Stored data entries

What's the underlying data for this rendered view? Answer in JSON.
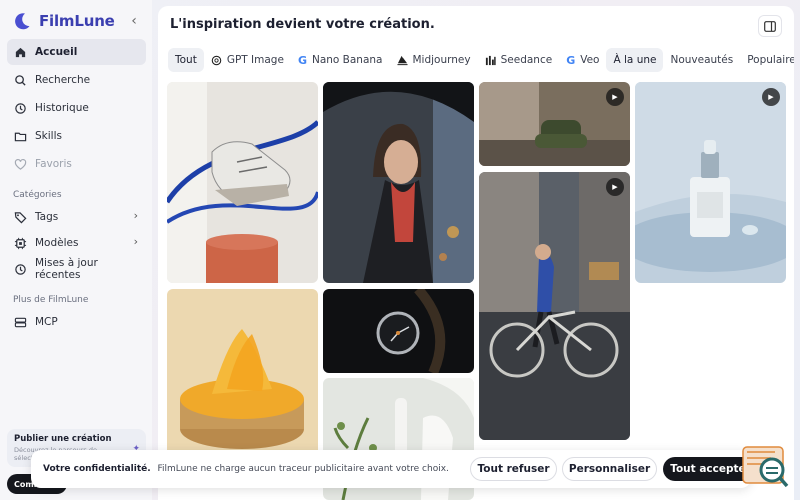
{
  "app": {
    "name": "FilmLune"
  },
  "sidebar": {
    "collapse_glyph": "‹",
    "items": [
      {
        "label": "Accueil",
        "icon": "home-icon"
      },
      {
        "label": "Recherche",
        "icon": "search-icon"
      },
      {
        "label": "Historique",
        "icon": "history-icon"
      },
      {
        "label": "Skills",
        "icon": "folder-icon"
      },
      {
        "label": "Favoris",
        "icon": "heart-icon"
      }
    ],
    "categories_label": "Catégories",
    "category_items": [
      {
        "label": "Tags",
        "icon": "tag-icon"
      },
      {
        "label": "Modèles",
        "icon": "chip-icon"
      },
      {
        "label": "Mises à jour récentes",
        "icon": "clock-icon"
      }
    ],
    "more_label": "Plus de FilmLune",
    "more_items": [
      {
        "label": "MCP",
        "icon": "server-icon"
      }
    ],
    "publish": {
      "title": "Publier une création",
      "desc": "Découvrez le parcours de sélect…",
      "icon": "sparkle-icon"
    },
    "connect_label": "Com…"
  },
  "main": {
    "title": "L'inspiration devient votre création.",
    "tabs": [
      {
        "label": "Tout",
        "icon": ""
      },
      {
        "label": "GPT Image",
        "icon": "openai-icon"
      },
      {
        "label": "Nano Banana",
        "icon": "google-icon"
      },
      {
        "label": "Midjourney",
        "icon": "midjourney-icon"
      },
      {
        "label": "Seedance",
        "icon": "seedance-icon"
      },
      {
        "label": "Veo",
        "icon": "google-icon"
      },
      {
        "label": "À la une",
        "icon": ""
      },
      {
        "label": "Nouveautés",
        "icon": ""
      },
      {
        "label": "Populaires",
        "icon": ""
      }
    ],
    "active_tab": "À la une"
  },
  "gallery": [
    {
      "subject": "sneaker-image",
      "video": false
    },
    {
      "subject": "woman-umbrella-image",
      "video": false
    },
    {
      "subject": "green-chair-image",
      "video": true
    },
    {
      "subject": "serum-bottle-image",
      "video": true
    },
    {
      "subject": "cyclist-image",
      "video": true
    },
    {
      "subject": "orange-tart-image",
      "video": false
    },
    {
      "subject": "watch-image",
      "video": false
    },
    {
      "subject": "white-vases-image",
      "video": false
    }
  ],
  "cookie": {
    "title": "Votre confidentialité.",
    "text": "FilmLune ne charge aucun traceur publicitaire avant votre choix.",
    "refuse": "Tout refuser",
    "customize": "Personnaliser",
    "accept": "Tout accepter"
  },
  "colors": {
    "brand": "#3b3fb0",
    "dark_button": "#15171d",
    "feedback": "#e08a3c"
  }
}
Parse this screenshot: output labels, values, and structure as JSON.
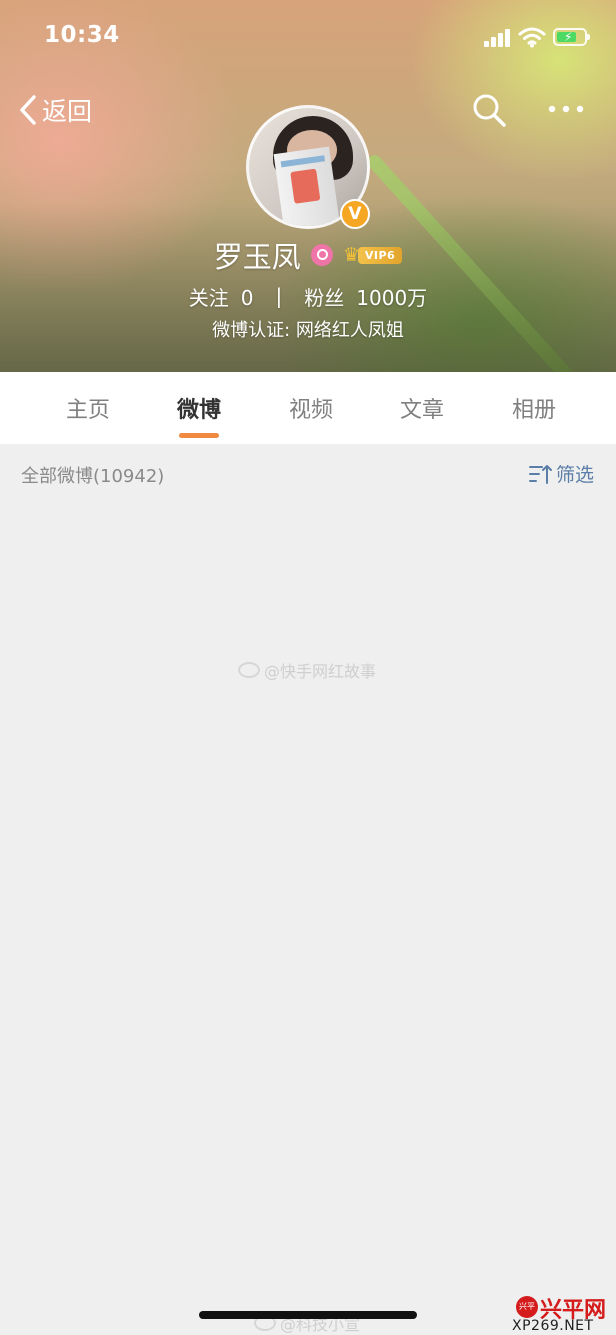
{
  "status_bar": {
    "time": "10:34"
  },
  "nav": {
    "back_label": "返回"
  },
  "profile": {
    "name": "罗玉凤",
    "vip_level": "VIP6",
    "following_label": "关注",
    "following_count": "0",
    "separator": "|",
    "followers_label": "粉丝",
    "followers_count": "1000万",
    "verification": "微博认证: 网络红人凤姐"
  },
  "tabs": [
    {
      "label": "主页"
    },
    {
      "label": "微博"
    },
    {
      "label": "视频"
    },
    {
      "label": "文章"
    },
    {
      "label": "相册"
    }
  ],
  "active_tab": "微博",
  "feed": {
    "all_label": "全部微博(10942)",
    "filter_label": "筛选"
  },
  "watermarks": {
    "center": "@快手网红故事",
    "bottom": "@科技小宣"
  },
  "site_logo": {
    "seal_text": "兴平",
    "brand": "兴平网",
    "url": "XP269.NET"
  },
  "colors": {
    "accent": "#f08a3e",
    "filter_blue": "#5b7ea8",
    "vip_gold": "#f3c24b",
    "member_pink": "#ef74a7",
    "verified_orange": "#f5a623",
    "page_bg": "#efefef"
  },
  "icons": {
    "back": "chevron-left-icon",
    "search": "search-icon",
    "more": "more-dots-icon",
    "verified": "verified-v-icon",
    "member": "member-icon",
    "vip": "crown-icon",
    "filter": "filter-sort-icon",
    "signal": "cellular-signal-icon",
    "wifi": "wifi-icon",
    "battery": "battery-charging-icon"
  }
}
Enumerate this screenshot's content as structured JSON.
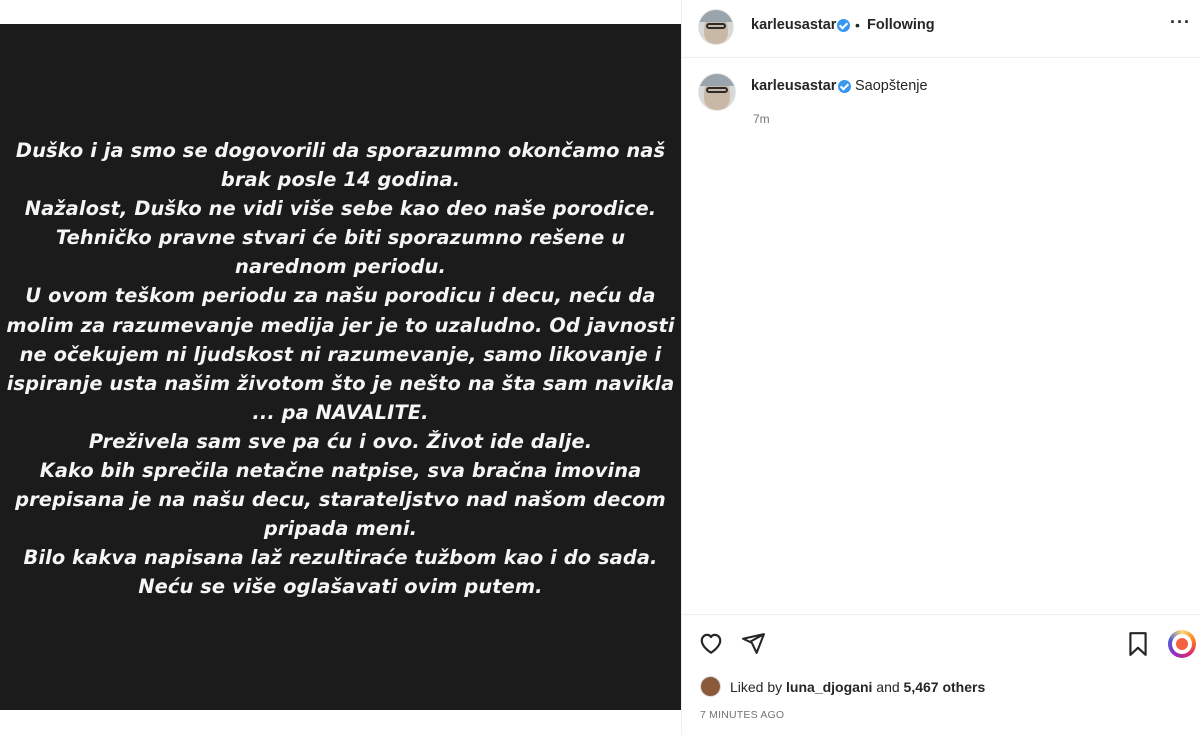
{
  "media": {
    "lines": [
      "Duško i ja smo se dogovorili da sporazumno okončamo naš",
      "brak posle 14 godina.",
      "Nažalost, Duško ne vidi više sebe kao deo naše porodice.",
      "Tehničko pravne stvari će biti sporazumno rešene u",
      "narednom periodu.",
      "U ovom teškom periodu za našu porodicu i decu, neću da",
      "molim za razumevanje medija jer je to uzaludno. Od javnosti",
      "ne očekujem ni ljudskost ni razumevanje, samo likovanje i",
      "ispiranje usta našim životom što je nešto na šta sam navikla",
      "... pa NAVALITE.",
      "Preživela sam sve pa ću i ovo. Život ide dalje.",
      "Kako bih sprečila netačne natpise, sva bračna imovina",
      "prepisana je na našu decu, starateljstvo nad našom decom",
      "pripada meni.",
      "Bilo kakva napisana laž rezultiraće tužbom kao i do sada.",
      "Neću se više oglašavati ovim putem."
    ]
  },
  "header": {
    "username": "karleusastar",
    "separator": "•",
    "follow_status": "Following",
    "more": "···"
  },
  "caption": {
    "username": "karleusastar",
    "text": "Saopštenje",
    "age": "7m"
  },
  "likes": {
    "prefix": "Liked by",
    "user": "luna_djogani",
    "and": "and",
    "others": "5,467 others"
  },
  "timestamp": "7 MINUTES AGO",
  "icons": {
    "verified": "verified-badge-icon",
    "like": "heart-icon",
    "share": "send-icon",
    "save": "bookmark-icon",
    "gift": "gift-icon"
  },
  "colors": {
    "media_bg": "#1b1b1b",
    "verified": "#3897f0",
    "muted": "#737373"
  }
}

Task instructions:
Output the data exactly. Pictures don't belong in the result.

Full response:
What's the underlying data for this rendered view? Answer in JSON.
{
  "app": {
    "name": "FilmLune"
  },
  "sidebar": {
    "collapse_glyph": "‹",
    "items": [
      {
        "label": "Accueil",
        "icon": "home-icon"
      },
      {
        "label": "Recherche",
        "icon": "search-icon"
      },
      {
        "label": "Historique",
        "icon": "history-icon"
      },
      {
        "label": "Skills",
        "icon": "folder-icon"
      },
      {
        "label": "Favoris",
        "icon": "heart-icon"
      }
    ],
    "categories_label": "Catégories",
    "category_items": [
      {
        "label": "Tags",
        "icon": "tag-icon"
      },
      {
        "label": "Modèles",
        "icon": "chip-icon"
      },
      {
        "label": "Mises à jour récentes",
        "icon": "clock-icon"
      }
    ],
    "more_label": "Plus de FilmLune",
    "more_items": [
      {
        "label": "MCP",
        "icon": "server-icon"
      }
    ],
    "publish": {
      "title": "Publier une création",
      "desc": "Découvrez le parcours de sélect…",
      "icon": "sparkle-icon"
    },
    "connect_label": "Com…"
  },
  "main": {
    "title": "L'inspiration devient votre création.",
    "tabs": [
      {
        "label": "Tout",
        "icon": ""
      },
      {
        "label": "GPT Image",
        "icon": "openai-icon"
      },
      {
        "label": "Nano Banana",
        "icon": "google-icon"
      },
      {
        "label": "Midjourney",
        "icon": "midjourney-icon"
      },
      {
        "label": "Seedance",
        "icon": "seedance-icon"
      },
      {
        "label": "Veo",
        "icon": "google-icon"
      },
      {
        "label": "À la une",
        "icon": ""
      },
      {
        "label": "Nouveautés",
        "icon": ""
      },
      {
        "label": "Populaires",
        "icon": ""
      }
    ],
    "active_tab": "À la une"
  },
  "gallery": [
    {
      "subject": "sneaker-image",
      "video": false
    },
    {
      "subject": "woman-umbrella-image",
      "video": false
    },
    {
      "subject": "green-chair-image",
      "video": true
    },
    {
      "subject": "serum-bottle-image",
      "video": true
    },
    {
      "subject": "cyclist-image",
      "video": true
    },
    {
      "subject": "orange-tart-image",
      "video": false
    },
    {
      "subject": "watch-image",
      "video": false
    },
    {
      "subject": "white-vases-image",
      "video": false
    }
  ],
  "cookie": {
    "title": "Votre confidentialité.",
    "text": "FilmLune ne charge aucun traceur publicitaire avant votre choix.",
    "refuse": "Tout refuser",
    "customize": "Personnaliser",
    "accept": "Tout accepter"
  },
  "colors": {
    "brand": "#3b3fb0",
    "dark_button": "#15171d",
    "feedback": "#e08a3c"
  }
}
Parse this screenshot: output labels, values, and structure as JSON.
{
  "status_bar": {
    "time": "10:34"
  },
  "nav": {
    "back_label": "返回"
  },
  "profile": {
    "name": "罗玉凤",
    "vip_level": "VIP6",
    "following_label": "关注",
    "following_count": "0",
    "separator": "|",
    "followers_label": "粉丝",
    "followers_count": "1000万",
    "verification": "微博认证: 网络红人凤姐"
  },
  "tabs": [
    {
      "label": "主页"
    },
    {
      "label": "微博"
    },
    {
      "label": "视频"
    },
    {
      "label": "文章"
    },
    {
      "label": "相册"
    }
  ],
  "active_tab": "微博",
  "feed": {
    "all_label": "全部微博(10942)",
    "filter_label": "筛选"
  },
  "watermarks": {
    "center": "@快手网红故事",
    "bottom": "@科技小宣"
  },
  "site_logo": {
    "seal_text": "兴平",
    "brand": "兴平网",
    "url": "XP269.NET"
  },
  "colors": {
    "accent": "#f08a3e",
    "filter_blue": "#5b7ea8",
    "vip_gold": "#f3c24b",
    "member_pink": "#ef74a7",
    "verified_orange": "#f5a623",
    "page_bg": "#efefef"
  },
  "icons": {
    "back": "chevron-left-icon",
    "search": "search-icon",
    "more": "more-dots-icon",
    "verified": "verified-v-icon",
    "member": "member-icon",
    "vip": "crown-icon",
    "filter": "filter-sort-icon",
    "signal": "cellular-signal-icon",
    "wifi": "wifi-icon",
    "battery": "battery-charging-icon"
  }
}
Enumerate this screenshot's content as structured JSON.
{
  "media": {
    "lines": [
      "Duško i ja smo se dogovorili da sporazumno okončamo naš",
      "brak posle 14 godina.",
      "Nažalost, Duško ne vidi više sebe kao deo naše porodice.",
      "Tehničko pravne stvari će biti sporazumno rešene u",
      "narednom periodu.",
      "U ovom teškom periodu za našu porodicu i decu, neću da",
      "molim za razumevanje medija jer je to uzaludno. Od javnosti",
      "ne očekujem ni ljudskost ni razumevanje, samo likovanje i",
      "ispiranje usta našim životom što je nešto na šta sam navikla",
      "... pa NAVALITE.",
      "Preživela sam sve pa ću i ovo. Život ide dalje.",
      "Kako bih sprečila netačne natpise, sva bračna imovina",
      "prepisana je na našu decu, starateljstvo nad našom decom",
      "pripada meni.",
      "Bilo kakva napisana laž rezultiraće tužbom kao i do sada.",
      "Neću se više oglašavati ovim putem."
    ]
  },
  "header": {
    "username": "karleusastar",
    "separator": "•",
    "follow_status": "Following",
    "more": "···"
  },
  "caption": {
    "username": "karleusastar",
    "text": "Saopštenje",
    "age": "7m"
  },
  "likes": {
    "prefix": "Liked by",
    "user": "luna_djogani",
    "and": "and",
    "others": "5,467 others"
  },
  "timestamp": "7 MINUTES AGO",
  "icons": {
    "verified": "verified-badge-icon",
    "like": "heart-icon",
    "share": "send-icon",
    "save": "bookmark-icon",
    "gift": "gift-icon"
  },
  "colors": {
    "media_bg": "#1b1b1b",
    "verified": "#3897f0",
    "muted": "#737373"
  }
}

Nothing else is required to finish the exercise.